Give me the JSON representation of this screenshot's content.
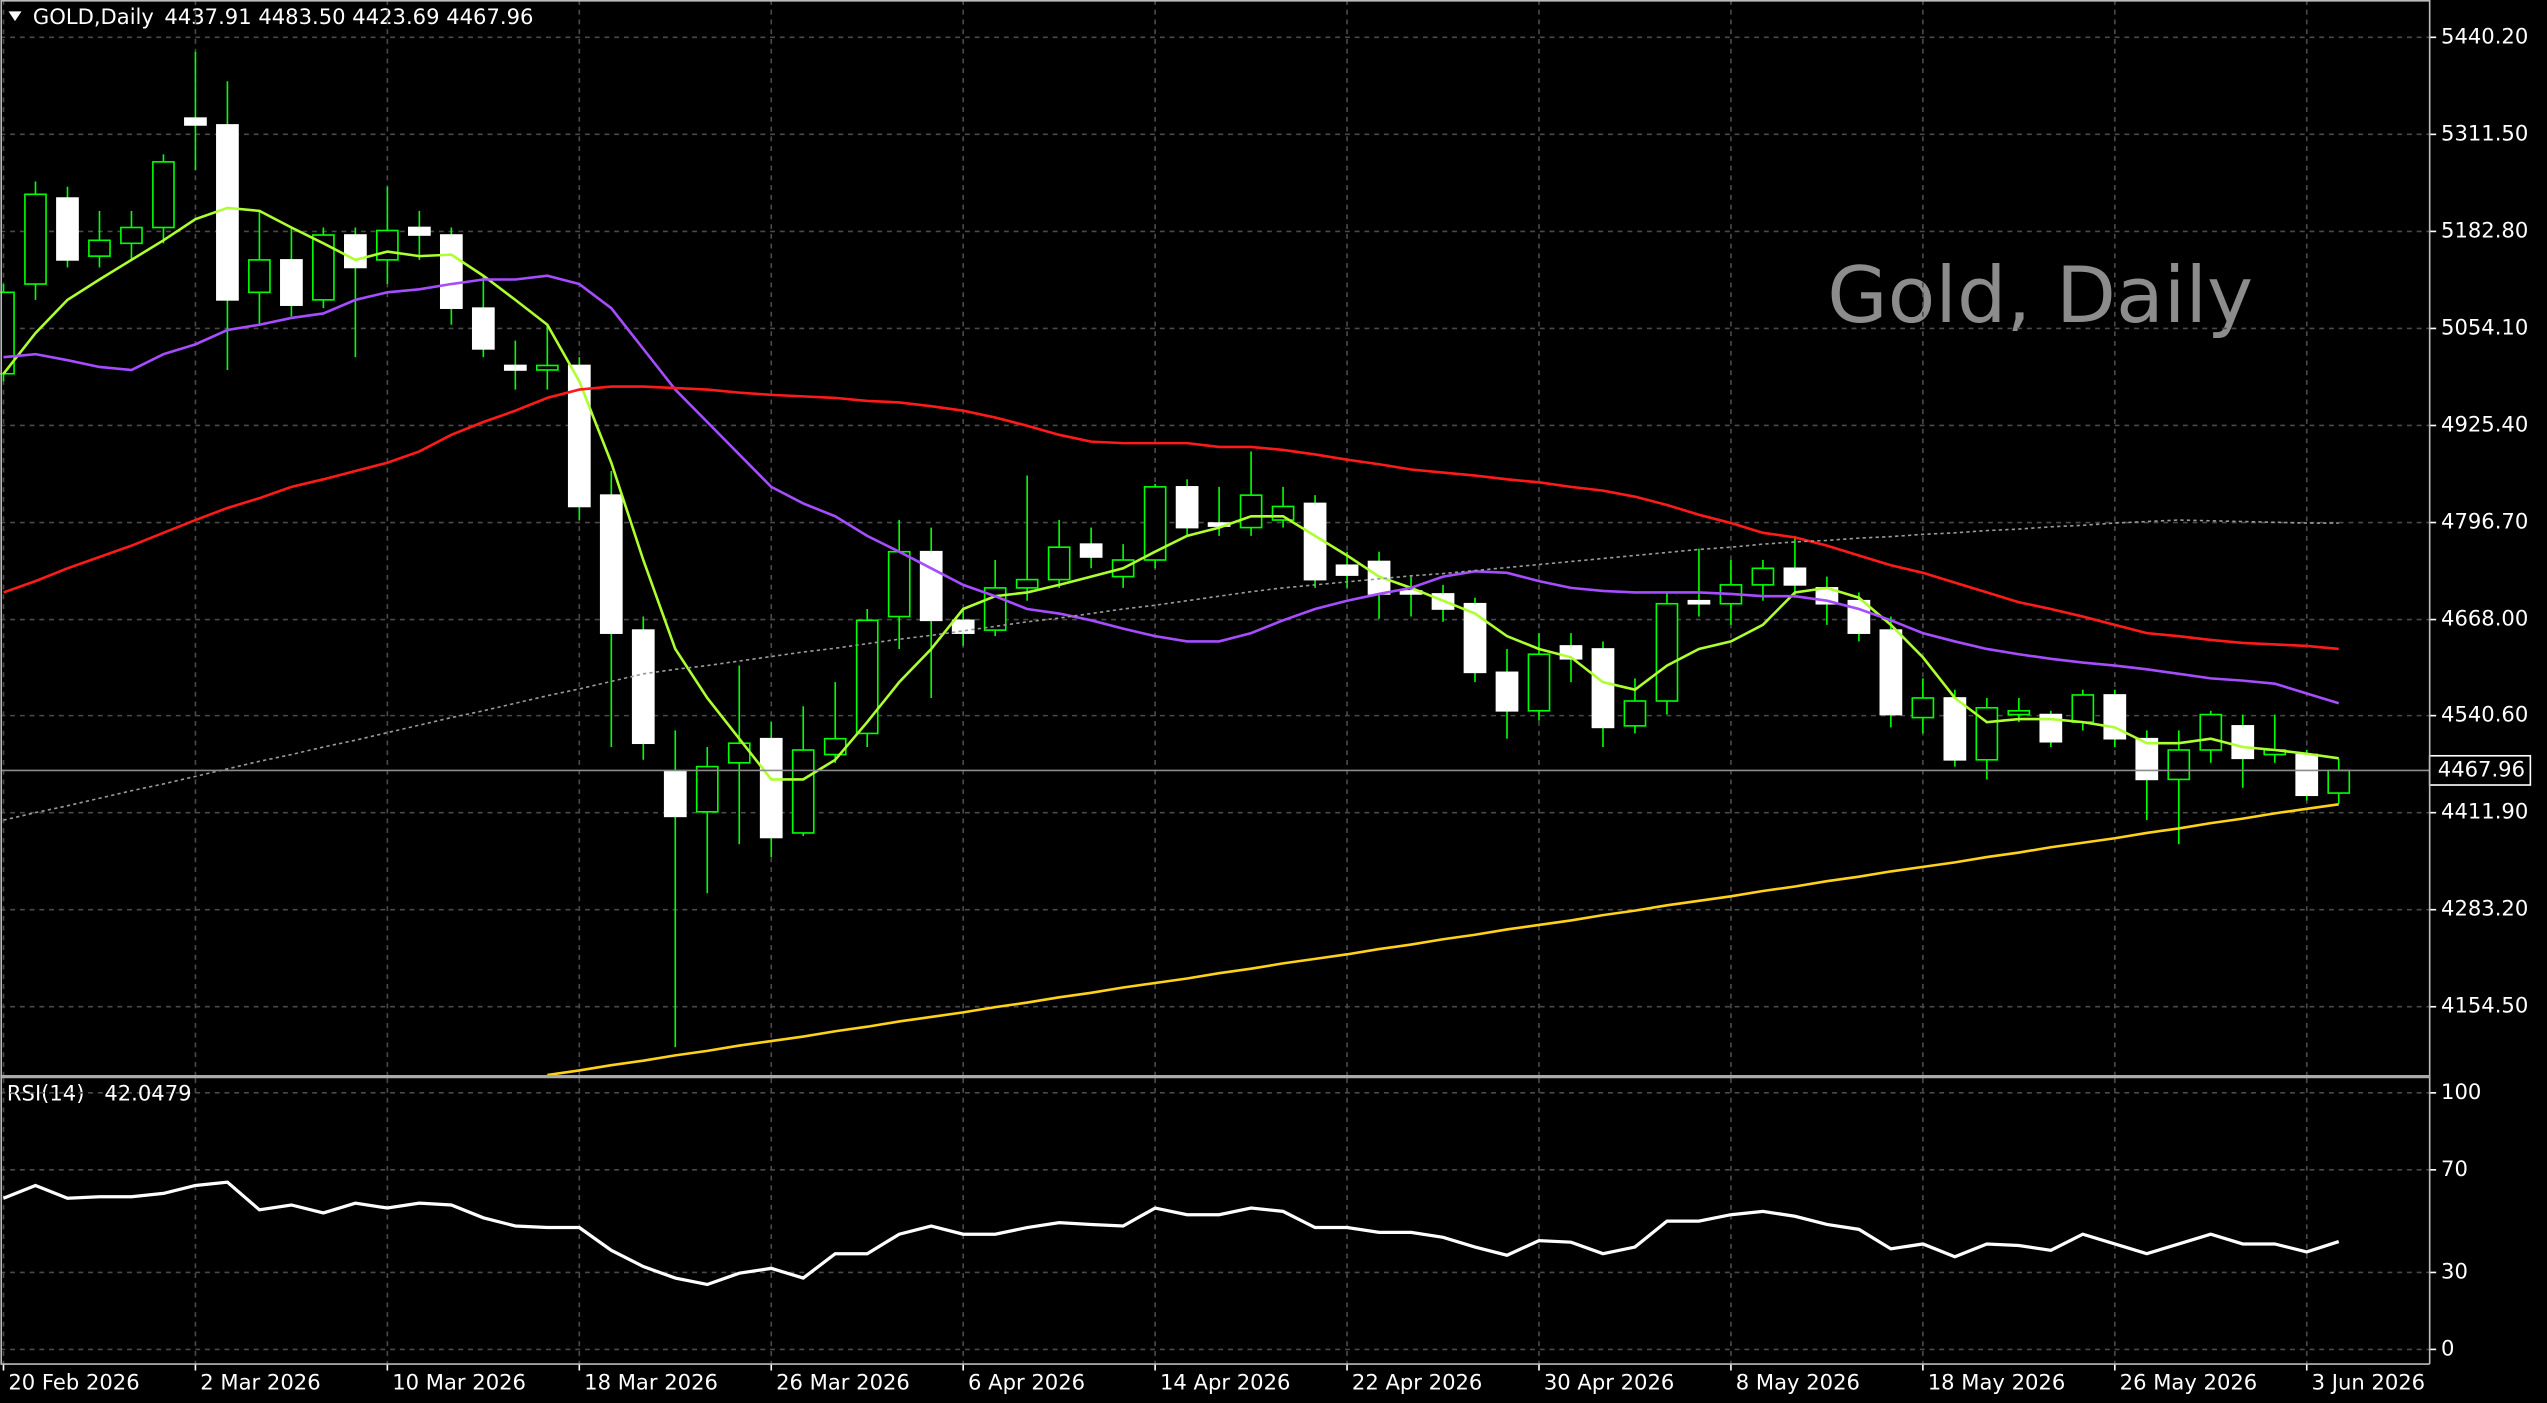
{
  "chart_data": [
    {
      "type": "candlestick",
      "symbol": "GOLD,Daily",
      "header_prices": "4437.91 4483.50 4423.69 4467.96",
      "watermark": "Gold, Daily",
      "categories": [
        "20 Feb 2026",
        null,
        null,
        null,
        null,
        null,
        "2 Mar 2026",
        null,
        null,
        null,
        null,
        null,
        "10 Mar 2026",
        null,
        null,
        null,
        null,
        null,
        "18 Mar 2026",
        null,
        null,
        null,
        null,
        null,
        "26 Mar 2026",
        null,
        null,
        null,
        null,
        null,
        "6 Apr 2026",
        null,
        null,
        null,
        null,
        null,
        "14 Apr 2026",
        null,
        null,
        null,
        null,
        null,
        "22 Apr 2026",
        null,
        null,
        null,
        null,
        null,
        "30 Apr 2026",
        null,
        null,
        null,
        null,
        null,
        "8 May 2026",
        null,
        null,
        null,
        null,
        null,
        "18 May 2026",
        null,
        null,
        null,
        null,
        null,
        "26 May 2026",
        null,
        null,
        null,
        null,
        null,
        "3 Jun 2026",
        null
      ],
      "open": [
        4994,
        5113,
        5227,
        5150,
        5167,
        5188,
        5333,
        5324,
        5102,
        5145,
        5092,
        5178,
        5145,
        5188,
        5178,
        5081,
        5005,
        4999,
        5005,
        4833,
        4654,
        4467,
        4413,
        4478,
        4510,
        4385,
        4489,
        4517,
        4672,
        4758,
        4667,
        4654,
        4710,
        4721,
        4768,
        4725,
        4747,
        4844,
        4796,
        4790,
        4800,
        4822,
        4740,
        4745,
        4706,
        4702,
        4689,
        4598,
        4547,
        4633,
        4629,
        4527,
        4560,
        4693,
        4689,
        4714,
        4736,
        4710,
        4693,
        4654,
        4538,
        4564,
        4482,
        4542,
        4542,
        4532,
        4568,
        4510,
        4456,
        4495,
        4527,
        4489,
        4489,
        4437.91
      ],
      "high": [
        5113,
        5249,
        5242,
        5210,
        5210,
        5285,
        5421,
        5382,
        5210,
        5188,
        5188,
        5188,
        5242,
        5210,
        5188,
        5124,
        5038,
        5059,
        5016,
        4865,
        4672,
        4521,
        4499,
        4607,
        4532,
        4553,
        4585,
        4682,
        4800,
        4790,
        4682,
        4747,
        4859,
        4800,
        4790,
        4768,
        4848,
        4854,
        4844,
        4891,
        4844,
        4833,
        4758,
        4758,
        4725,
        4714,
        4697,
        4629,
        4650,
        4650,
        4639,
        4590,
        4704,
        4762,
        4747,
        4747,
        4779,
        4725,
        4704,
        4672,
        4590,
        4575,
        4564,
        4564,
        4547,
        4575,
        4575,
        4521,
        4521,
        4547,
        4542,
        4542,
        4495,
        4483.5
      ],
      "low": [
        4984,
        5092,
        5135,
        5135,
        5145,
        5167,
        5264,
        4999,
        5059,
        5070,
        5081,
        5016,
        5113,
        5145,
        5059,
        5016,
        4973,
        4973,
        4800,
        4499,
        4482,
        4101,
        4305,
        4370,
        4353,
        4381,
        4478,
        4499,
        4629,
        4564,
        4633,
        4646,
        4693,
        4710,
        4736,
        4710,
        4736,
        4779,
        4779,
        4779,
        4790,
        4710,
        4710,
        4669,
        4672,
        4665,
        4585,
        4510,
        4534,
        4585,
        4499,
        4517,
        4542,
        4672,
        4661,
        4693,
        4697,
        4661,
        4639,
        4525,
        4517,
        4473,
        4456,
        4532,
        4499,
        4521,
        4499,
        4402,
        4370,
        4478,
        4445,
        4478,
        4428,
        4423.69
      ],
      "close": [
        5102,
        5232,
        5145,
        5171,
        5188,
        5275,
        5324,
        5092,
        5145,
        5085,
        5178,
        5135,
        5184,
        5178,
        5081,
        5027,
        4999,
        5005,
        4818,
        4650,
        4504,
        4407,
        4473,
        4504,
        4379,
        4495,
        4510,
        4667,
        4758,
        4667,
        4650,
        4710,
        4721,
        4764,
        4751,
        4747,
        4844,
        4790,
        4792,
        4833,
        4818,
        4721,
        4727,
        4702,
        4702,
        4682,
        4598,
        4547,
        4622,
        4616,
        4525,
        4560,
        4689,
        4689,
        4714,
        4736,
        4714,
        4689,
        4650,
        4542,
        4564,
        4482,
        4551,
        4547,
        4506,
        4568,
        4510,
        4456,
        4495,
        4542,
        4484,
        4495,
        4435,
        4467.96
      ],
      "up_color": "#00ff00",
      "down_color": "#ffffff",
      "wick_color": "#00ff00",
      "ylim": [
        4064,
        5489.7
      ],
      "yticks": [
        {
          "value": 5440.2,
          "label": "5440.20"
        },
        {
          "value": 5311.5,
          "label": "5311.50"
        },
        {
          "value": 5182.8,
          "label": "5182.80"
        },
        {
          "value": 5054.1,
          "label": "5054.10"
        },
        {
          "value": 4925.4,
          "label": "4925.40"
        },
        {
          "value": 4796.7,
          "label": "4796.70"
        },
        {
          "value": 4668,
          "label": "4668.00"
        },
        {
          "value": 4540.6,
          "label": "4540.60"
        },
        {
          "value": 4411.9,
          "label": "4411.90"
        },
        {
          "value": 4283.2,
          "label": "4283.20"
        },
        {
          "value": 4154.5,
          "label": "4154.50"
        }
      ],
      "grid": true,
      "series": [
        {
          "color": "#adff2f",
          "values": [
            4994,
            5048,
            5092,
            5119,
            5145,
            5171,
            5199,
            5214,
            5210,
            5188,
            5167,
            5145,
            5156,
            5150,
            5152,
            5124,
            5092,
            5059,
            4984,
            4876,
            4747,
            4629,
            4564,
            4510,
            4456,
            4456,
            4482,
            4532,
            4585,
            4629,
            4682,
            4699,
            4704,
            4714,
            4725,
            4736,
            4758,
            4779,
            4790,
            4805,
            4805,
            4779,
            4753,
            4725,
            4710,
            4693,
            4676,
            4646,
            4629,
            4618,
            4585,
            4575,
            4607,
            4629,
            4639,
            4661,
            4704,
            4710,
            4697,
            4661,
            4618,
            4564,
            4532,
            4536,
            4536,
            4532,
            4525,
            4504,
            4504,
            4510,
            4499,
            4495,
            4490,
            4484
          ]
        },
        {
          "color": "#a64dff",
          "values": [
            5016,
            5020,
            5012,
            5003,
            4999,
            5020,
            5033,
            5052,
            5059,
            5068,
            5074,
            5092,
            5102,
            5106,
            5113,
            5119,
            5119,
            5124,
            5113,
            5081,
            5027,
            4973,
            4930,
            4887,
            4844,
            4822,
            4805,
            4779,
            4758,
            4736,
            4714,
            4699,
            4682,
            4676,
            4667,
            4656,
            4646,
            4639,
            4639,
            4650,
            4667,
            4682,
            4693,
            4702,
            4710,
            4725,
            4732,
            4730,
            4719,
            4710,
            4706,
            4704,
            4704,
            4704,
            4702,
            4699,
            4699,
            4693,
            4682,
            4667,
            4650,
            4639,
            4629,
            4622,
            4616,
            4611,
            4607,
            4602,
            4596,
            4590,
            4587,
            4583,
            4570,
            4557
          ]
        },
        {
          "color": "#ff1a1a",
          "values": [
            4704,
            4719,
            4736,
            4751,
            4766,
            4783,
            4800,
            4816,
            4829,
            4844,
            4854,
            4865,
            4876,
            4891,
            4913,
            4930,
            4945,
            4962,
            4973,
            4977,
            4977,
            4975,
            4973,
            4969,
            4966,
            4964,
            4962,
            4958,
            4956,
            4951,
            4945,
            4936,
            4925,
            4913,
            4904,
            4902,
            4902,
            4902,
            4897,
            4897,
            4893,
            4887,
            4880,
            4874,
            4867,
            4863,
            4859,
            4854,
            4850,
            4844,
            4839,
            4831,
            4820,
            4807,
            4796,
            4783,
            4777,
            4766,
            4753,
            4740,
            4730,
            4717,
            4704,
            4691,
            4682,
            4672,
            4661,
            4650,
            4646,
            4641,
            4637,
            4635,
            4633,
            4629
          ]
        },
        {
          "color": "#ffd21a",
          "values": [
            null,
            null,
            null,
            null,
            null,
            null,
            null,
            null,
            null,
            null,
            null,
            null,
            null,
            null,
            null,
            null,
            null,
            4064,
            4070,
            4077,
            4083,
            4090,
            4096,
            4103,
            4109,
            4115,
            4122,
            4128,
            4135,
            4141,
            4147,
            4154,
            4160,
            4167,
            4173,
            4180,
            4186,
            4192,
            4199,
            4205,
            4212,
            4218,
            4224,
            4231,
            4237,
            4244,
            4250,
            4257,
            4263,
            4269,
            4276,
            4282,
            4289,
            4295,
            4301,
            4308,
            4314,
            4321,
            4327,
            4334,
            4340,
            4346,
            4353,
            4359,
            4366,
            4372,
            4378,
            4385,
            4391,
            4398,
            4404,
            4411,
            4417,
            4423
          ]
        },
        {
          "color": "#9a9a9a",
          "dashed": true,
          "values": [
            4402,
            4412,
            4421,
            4431,
            4441,
            4450,
            4460,
            4470,
            4480,
            4489,
            4499,
            4508,
            4518,
            4528,
            4538,
            4547,
            4557,
            4567,
            4576,
            4586,
            4596,
            4602,
            4607,
            4613,
            4619,
            4625,
            4630,
            4636,
            4642,
            4647,
            4653,
            4659,
            4665,
            4670,
            4676,
            4682,
            4687,
            4693,
            4699,
            4705,
            4710,
            4714,
            4718,
            4722,
            4726,
            4729,
            4733,
            4737,
            4741,
            4745,
            4749,
            4753,
            4757,
            4761,
            4764,
            4768,
            4771,
            4773,
            4776,
            4778,
            4781,
            4783,
            4786,
            4788,
            4791,
            4793,
            4796,
            4798,
            4800,
            4799,
            4798,
            4797,
            4796,
            4796
          ]
        }
      ]
    },
    {
      "type": "line",
      "title": "RSI(14)",
      "color": "#ffffff",
      "values": [
        58.9,
        63.9,
        58.9,
        59.5,
        59.5,
        60.8,
        63.9,
        65.2,
        54.4,
        56.3,
        53.2,
        57.0,
        55.1,
        57.0,
        56.3,
        51.3,
        48.1,
        47.5,
        47.5,
        38.6,
        32.3,
        27.8,
        25.3,
        29.7,
        31.6,
        27.8,
        37.3,
        37.3,
        44.9,
        48.1,
        44.9,
        44.9,
        47.5,
        49.4,
        48.7,
        48.1,
        55.1,
        52.5,
        52.5,
        55.1,
        53.8,
        47.5,
        47.5,
        45.6,
        45.6,
        43.7,
        39.9,
        36.7,
        42.4,
        41.8,
        37.3,
        39.9,
        50.0,
        50.0,
        52.5,
        53.8,
        51.9,
        48.7,
        46.8,
        39.2,
        41.1,
        36.1,
        41.1,
        40.5,
        38.6,
        44.9,
        41.1,
        37.3,
        41.1,
        44.9,
        41.1,
        41.1,
        38.0,
        42.0479
      ],
      "ylim": [
        -5.7,
        105.7
      ],
      "yticks": [
        100,
        70,
        30,
        0
      ],
      "grid": true
    }
  ]
}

» **Objective**
Find the word "Daily" in the entries above and gather every line that holds it.

» **Worked solution**
      "symbol": "GOLD,Daily",
      "watermark": "Gold, Daily",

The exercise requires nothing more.